-- BEGIN DATA --
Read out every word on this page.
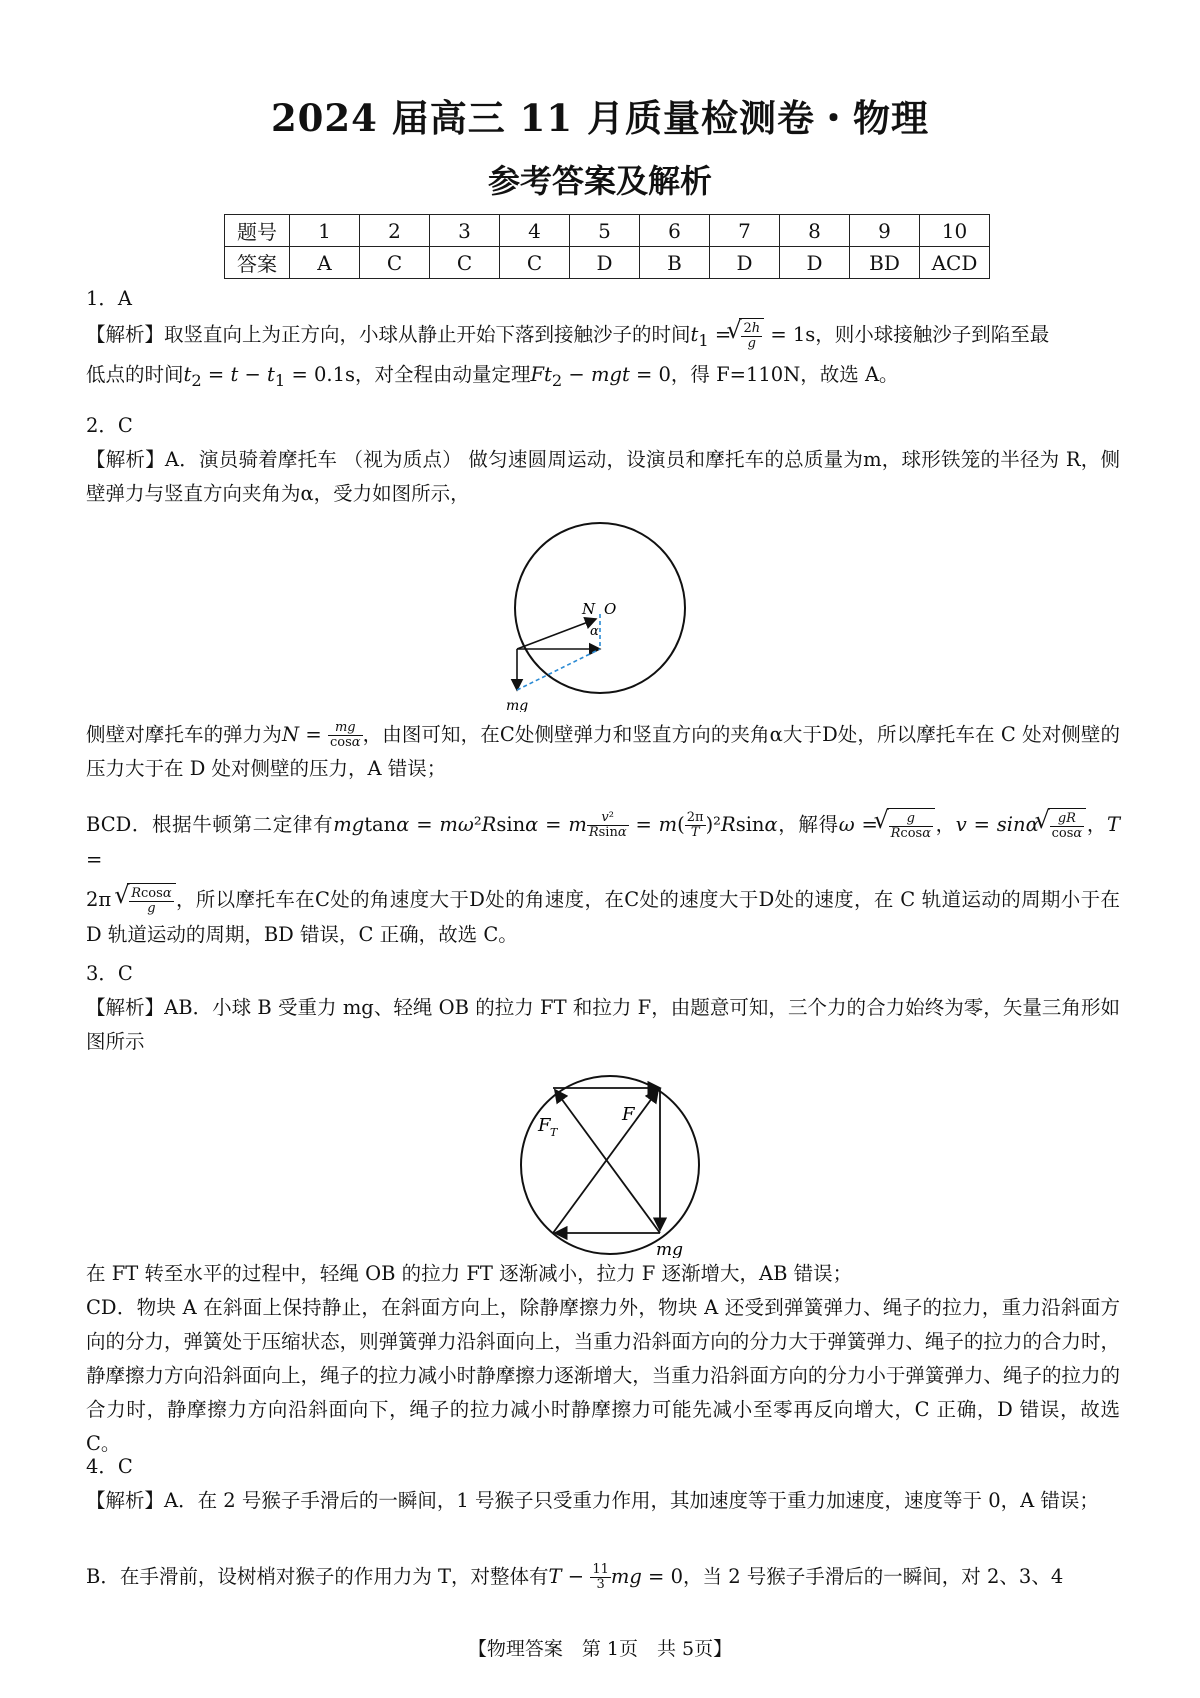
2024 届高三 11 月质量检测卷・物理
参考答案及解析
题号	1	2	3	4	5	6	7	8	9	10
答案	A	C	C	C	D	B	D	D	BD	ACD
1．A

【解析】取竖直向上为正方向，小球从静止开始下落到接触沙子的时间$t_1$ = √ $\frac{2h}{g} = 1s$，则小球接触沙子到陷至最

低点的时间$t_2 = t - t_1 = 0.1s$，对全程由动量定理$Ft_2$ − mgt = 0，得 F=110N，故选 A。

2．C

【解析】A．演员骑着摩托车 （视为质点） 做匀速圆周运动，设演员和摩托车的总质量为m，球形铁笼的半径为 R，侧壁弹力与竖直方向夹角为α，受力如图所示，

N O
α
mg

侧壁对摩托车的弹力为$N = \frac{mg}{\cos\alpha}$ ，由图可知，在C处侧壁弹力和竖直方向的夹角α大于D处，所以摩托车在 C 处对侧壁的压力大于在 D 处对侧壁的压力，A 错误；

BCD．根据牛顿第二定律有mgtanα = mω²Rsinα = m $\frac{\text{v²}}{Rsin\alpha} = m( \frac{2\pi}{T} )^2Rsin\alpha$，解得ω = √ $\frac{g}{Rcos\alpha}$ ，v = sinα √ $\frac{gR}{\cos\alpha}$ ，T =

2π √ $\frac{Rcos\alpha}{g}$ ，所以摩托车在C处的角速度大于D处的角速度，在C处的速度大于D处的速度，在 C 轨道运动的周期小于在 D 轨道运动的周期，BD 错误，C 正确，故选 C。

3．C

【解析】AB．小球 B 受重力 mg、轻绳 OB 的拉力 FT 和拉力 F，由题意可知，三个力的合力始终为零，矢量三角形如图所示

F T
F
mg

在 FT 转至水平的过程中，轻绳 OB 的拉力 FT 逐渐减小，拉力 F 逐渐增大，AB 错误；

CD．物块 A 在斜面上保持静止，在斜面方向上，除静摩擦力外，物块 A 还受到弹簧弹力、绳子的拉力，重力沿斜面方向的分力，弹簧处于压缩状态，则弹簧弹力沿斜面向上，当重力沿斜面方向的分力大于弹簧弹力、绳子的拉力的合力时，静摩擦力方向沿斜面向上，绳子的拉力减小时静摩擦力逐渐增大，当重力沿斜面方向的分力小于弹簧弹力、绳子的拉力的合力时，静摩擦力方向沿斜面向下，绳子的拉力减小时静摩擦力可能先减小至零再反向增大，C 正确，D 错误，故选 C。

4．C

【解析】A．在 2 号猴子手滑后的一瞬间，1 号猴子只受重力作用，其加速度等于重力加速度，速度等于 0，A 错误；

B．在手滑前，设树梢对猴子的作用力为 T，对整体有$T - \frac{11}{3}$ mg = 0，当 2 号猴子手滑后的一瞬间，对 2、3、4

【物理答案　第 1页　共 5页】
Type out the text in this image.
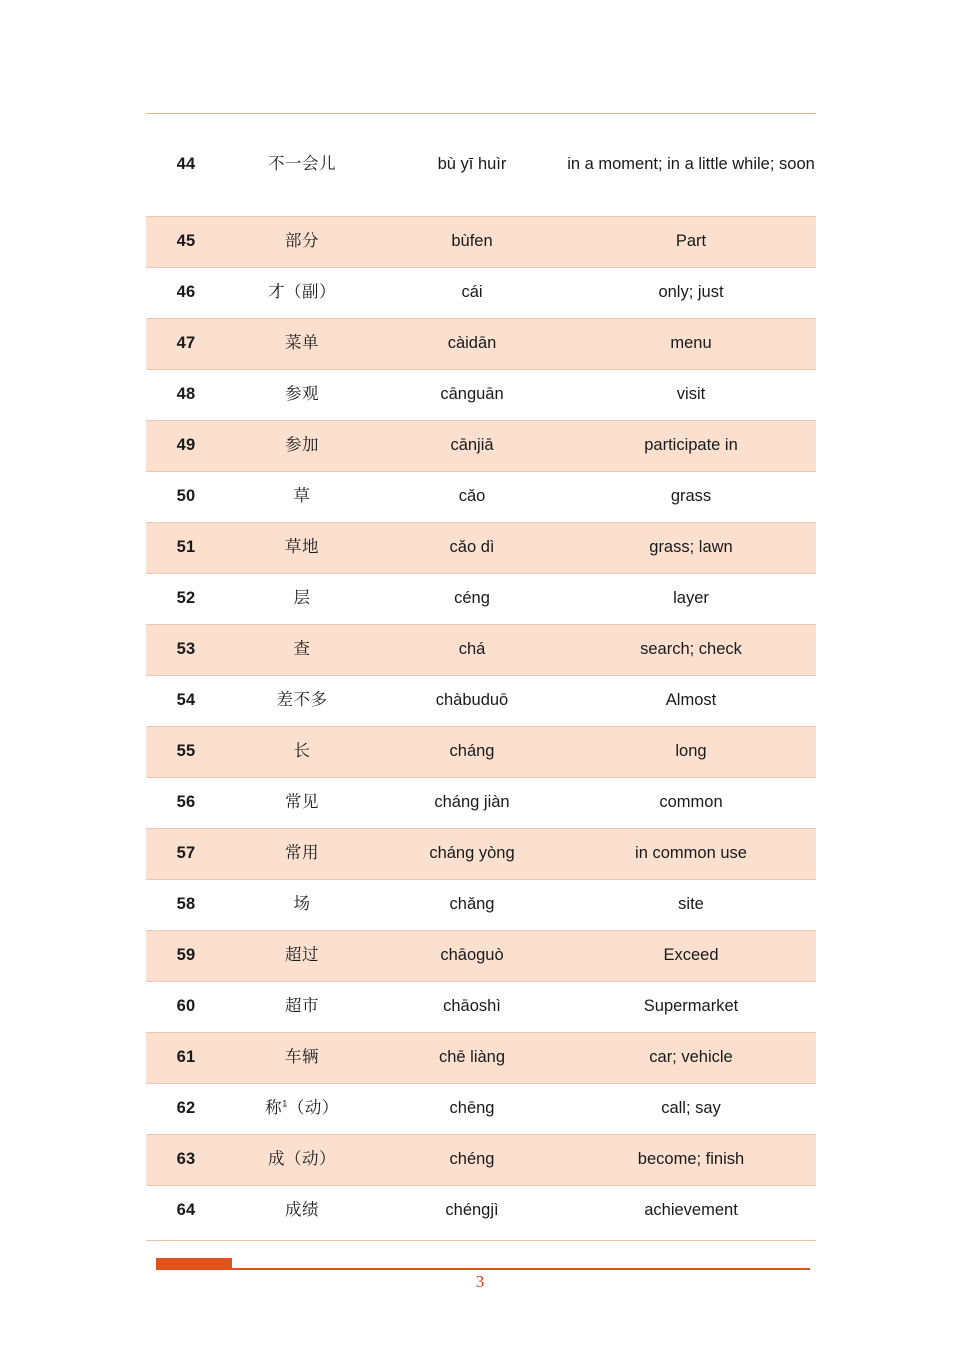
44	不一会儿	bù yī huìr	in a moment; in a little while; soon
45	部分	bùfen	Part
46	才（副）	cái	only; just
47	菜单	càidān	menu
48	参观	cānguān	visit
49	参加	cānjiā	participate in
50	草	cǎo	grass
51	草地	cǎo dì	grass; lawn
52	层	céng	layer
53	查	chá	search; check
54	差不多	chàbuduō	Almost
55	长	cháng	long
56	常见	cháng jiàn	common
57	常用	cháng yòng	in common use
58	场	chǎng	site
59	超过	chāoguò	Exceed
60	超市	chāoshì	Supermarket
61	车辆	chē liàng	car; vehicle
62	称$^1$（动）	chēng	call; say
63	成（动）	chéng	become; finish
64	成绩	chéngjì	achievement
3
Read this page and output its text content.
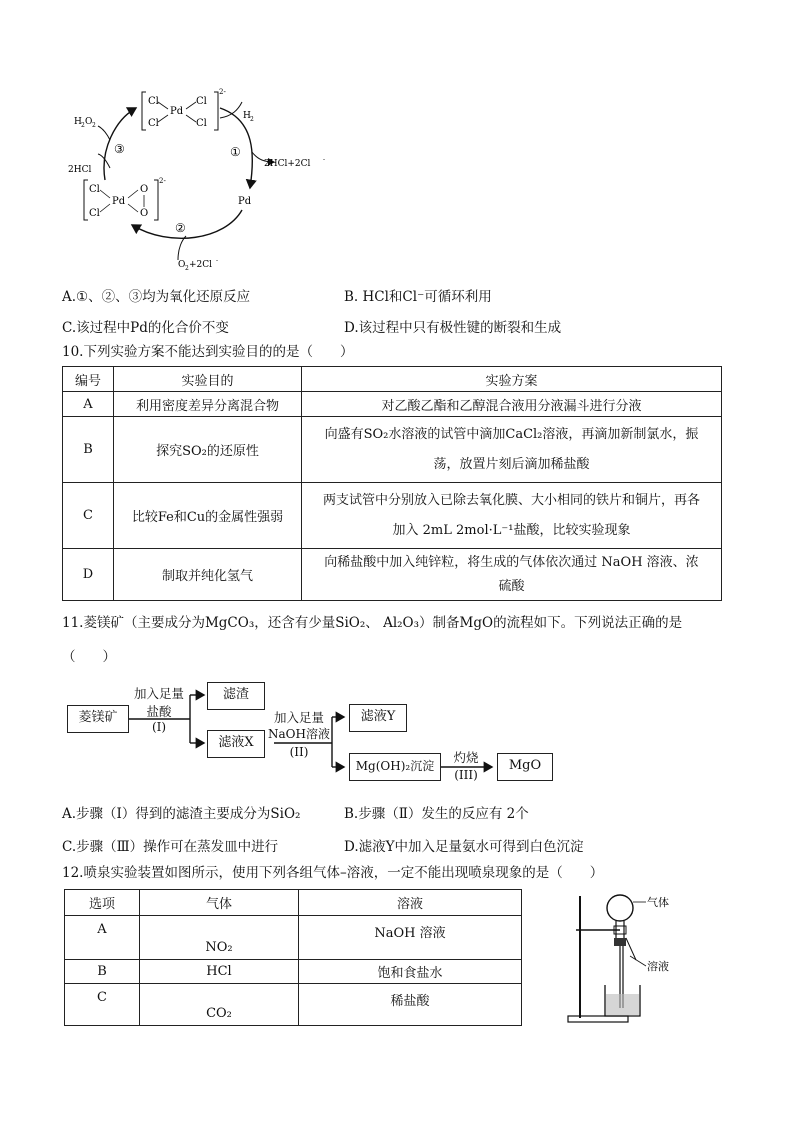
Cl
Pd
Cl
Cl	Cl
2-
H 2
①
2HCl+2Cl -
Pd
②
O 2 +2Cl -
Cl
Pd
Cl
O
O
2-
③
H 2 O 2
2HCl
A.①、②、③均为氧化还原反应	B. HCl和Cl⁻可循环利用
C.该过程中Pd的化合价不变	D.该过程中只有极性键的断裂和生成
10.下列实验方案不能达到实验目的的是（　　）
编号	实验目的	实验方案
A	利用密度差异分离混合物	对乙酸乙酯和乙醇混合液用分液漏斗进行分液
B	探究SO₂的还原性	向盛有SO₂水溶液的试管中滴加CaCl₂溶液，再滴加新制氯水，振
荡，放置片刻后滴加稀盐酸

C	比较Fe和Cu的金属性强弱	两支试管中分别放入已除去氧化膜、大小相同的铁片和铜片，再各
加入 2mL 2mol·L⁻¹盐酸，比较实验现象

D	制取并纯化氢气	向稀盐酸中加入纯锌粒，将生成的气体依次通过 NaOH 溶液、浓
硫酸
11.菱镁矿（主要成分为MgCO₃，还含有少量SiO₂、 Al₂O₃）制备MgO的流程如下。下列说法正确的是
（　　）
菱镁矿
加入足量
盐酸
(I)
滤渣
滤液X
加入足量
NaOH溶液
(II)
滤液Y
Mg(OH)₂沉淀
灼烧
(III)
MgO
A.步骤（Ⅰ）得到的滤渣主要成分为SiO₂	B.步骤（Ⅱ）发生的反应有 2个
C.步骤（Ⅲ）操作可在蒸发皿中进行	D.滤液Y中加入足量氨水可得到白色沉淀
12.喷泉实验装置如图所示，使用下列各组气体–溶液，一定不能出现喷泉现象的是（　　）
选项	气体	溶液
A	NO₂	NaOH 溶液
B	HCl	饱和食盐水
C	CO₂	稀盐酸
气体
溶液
-- END DATA --
(GIVEN EXERCISE): Transcribe all of the records above character for character. Exclude the pictures.

(COMPLETE RESPONSE):
Read out every word on this page.
2024 届高三 11 月质量检测卷・物理
参考答案及解析
题号	1	2	3	4	5	6	7	8	9	10
答案	A	C	C	C	D	B	D	D	BD	ACD
1．A

【解析】取竖直向上为正方向，小球从静止开始下落到接触沙子的时间$t_1$ = √ $\frac{2h}{g} = 1s$，则小球接触沙子到陷至最

低点的时间$t_2 = t - t_1 = 0.1s$，对全程由动量定理$Ft_2$ − mgt = 0，得 F=110N，故选 A。

2．C

【解析】A．演员骑着摩托车 （视为质点） 做匀速圆周运动，设演员和摩托车的总质量为m，球形铁笼的半径为 R，侧壁弹力与竖直方向夹角为α，受力如图所示，

N O
α
mg

侧壁对摩托车的弹力为$N = \frac{mg}{\cos\alpha}$ ，由图可知，在C处侧壁弹力和竖直方向的夹角α大于D处，所以摩托车在 C 处对侧壁的压力大于在 D 处对侧壁的压力，A 错误；

BCD．根据牛顿第二定律有mgtanα = mω²Rsinα = m $\frac{\text{v²}}{Rsin\alpha} = m( \frac{2\pi}{T} )^2Rsin\alpha$，解得ω = √ $\frac{g}{Rcos\alpha}$ ，v = sinα √ $\frac{gR}{\cos\alpha}$ ，T =

2π √ $\frac{Rcos\alpha}{g}$ ，所以摩托车在C处的角速度大于D处的角速度，在C处的速度大于D处的速度，在 C 轨道运动的周期小于在 D 轨道运动的周期，BD 错误，C 正确，故选 C。

3．C

【解析】AB．小球 B 受重力 mg、轻绳 OB 的拉力 FT 和拉力 F，由题意可知，三个力的合力始终为零，矢量三角形如图所示

F T
F
mg

在 FT 转至水平的过程中，轻绳 OB 的拉力 FT 逐渐减小，拉力 F 逐渐增大，AB 错误；

CD．物块 A 在斜面上保持静止，在斜面方向上，除静摩擦力外，物块 A 还受到弹簧弹力、绳子的拉力，重力沿斜面方向的分力，弹簧处于压缩状态，则弹簧弹力沿斜面向上，当重力沿斜面方向的分力大于弹簧弹力、绳子的拉力的合力时，静摩擦力方向沿斜面向上，绳子的拉力减小时静摩擦力逐渐增大，当重力沿斜面方向的分力小于弹簧弹力、绳子的拉力的合力时，静摩擦力方向沿斜面向下，绳子的拉力减小时静摩擦力可能先减小至零再反向增大，C 正确，D 错误，故选 C。

4．C

【解析】A．在 2 号猴子手滑后的一瞬间，1 号猴子只受重力作用，其加速度等于重力加速度，速度等于 0，A 错误；

B．在手滑前，设树梢对猴子的作用力为 T，对整体有$T - \frac{11}{3}$ mg = 0，当 2 号猴子手滑后的一瞬间，对 2、3、4

【物理答案　第 1页　共 5页】
Type out the text in this image.
44	不一会儿	bù yī huìr	in a moment; in a little while; soon
45	部分	bùfen	Part
46	才（副）	cái	only; just
47	菜单	càidān	menu
48	参观	cānguān	visit
49	参加	cānjiā	participate in
50	草	cǎo	grass
51	草地	cǎo dì	grass; lawn
52	层	céng	layer
53	查	chá	search; check
54	差不多	chàbuduō	Almost
55	长	cháng	long
56	常见	cháng jiàn	common
57	常用	cháng yòng	in common use
58	场	chǎng	site
59	超过	chāoguò	Exceed
60	超市	chāoshì	Supermarket
61	车辆	chē liàng	car; vehicle
62	称$^1$（动）	chēng	call; say
63	成（动）	chéng	become; finish
64	成绩	chéngjì	achievement
3
Read this page and output its text content.
Cl
Pd
Cl
Cl	Cl
2-
H 2
①
2HCl+2Cl -
Pd
②
O 2 +2Cl -
Cl
Pd
Cl
O
O
2-
③
H 2 O 2
2HCl
A.①、②、③均为氧化还原反应	B. HCl和Cl⁻可循环利用
C.该过程中Pd的化合价不变	D.该过程中只有极性键的断裂和生成
10.下列实验方案不能达到实验目的的是（　　）
编号	实验目的	实验方案
A	利用密度差异分离混合物	对乙酸乙酯和乙醇混合液用分液漏斗进行分液
B	探究SO₂的还原性	向盛有SO₂水溶液的试管中滴加CaCl₂溶液，再滴加新制氯水，振
荡，放置片刻后滴加稀盐酸

C	比较Fe和Cu的金属性强弱	两支试管中分别放入已除去氧化膜、大小相同的铁片和铜片，再各
加入 2mL 2mol·L⁻¹盐酸，比较实验现象

D	制取并纯化氢气	向稀盐酸中加入纯锌粒，将生成的气体依次通过 NaOH 溶液、浓
硫酸
11.菱镁矿（主要成分为MgCO₃，还含有少量SiO₂、 Al₂O₃）制备MgO的流程如下。下列说法正确的是
（　　）
菱镁矿
加入足量
盐酸
(I)
滤渣
滤液X
加入足量
NaOH溶液
(II)
滤液Y
Mg(OH)₂沉淀
灼烧
(III)
MgO
A.步骤（Ⅰ）得到的滤渣主要成分为SiO₂	B.步骤（Ⅱ）发生的反应有 2个
C.步骤（Ⅲ）操作可在蒸发皿中进行	D.滤液Y中加入足量氨水可得到白色沉淀
12.喷泉实验装置如图所示，使用下列各组气体–溶液，一定不能出现喷泉现象的是（　　）
选项	气体	溶液
A	NO₂	NaOH 溶液
B	HCl	饱和食盐水
C	CO₂	稀盐酸
气体
溶液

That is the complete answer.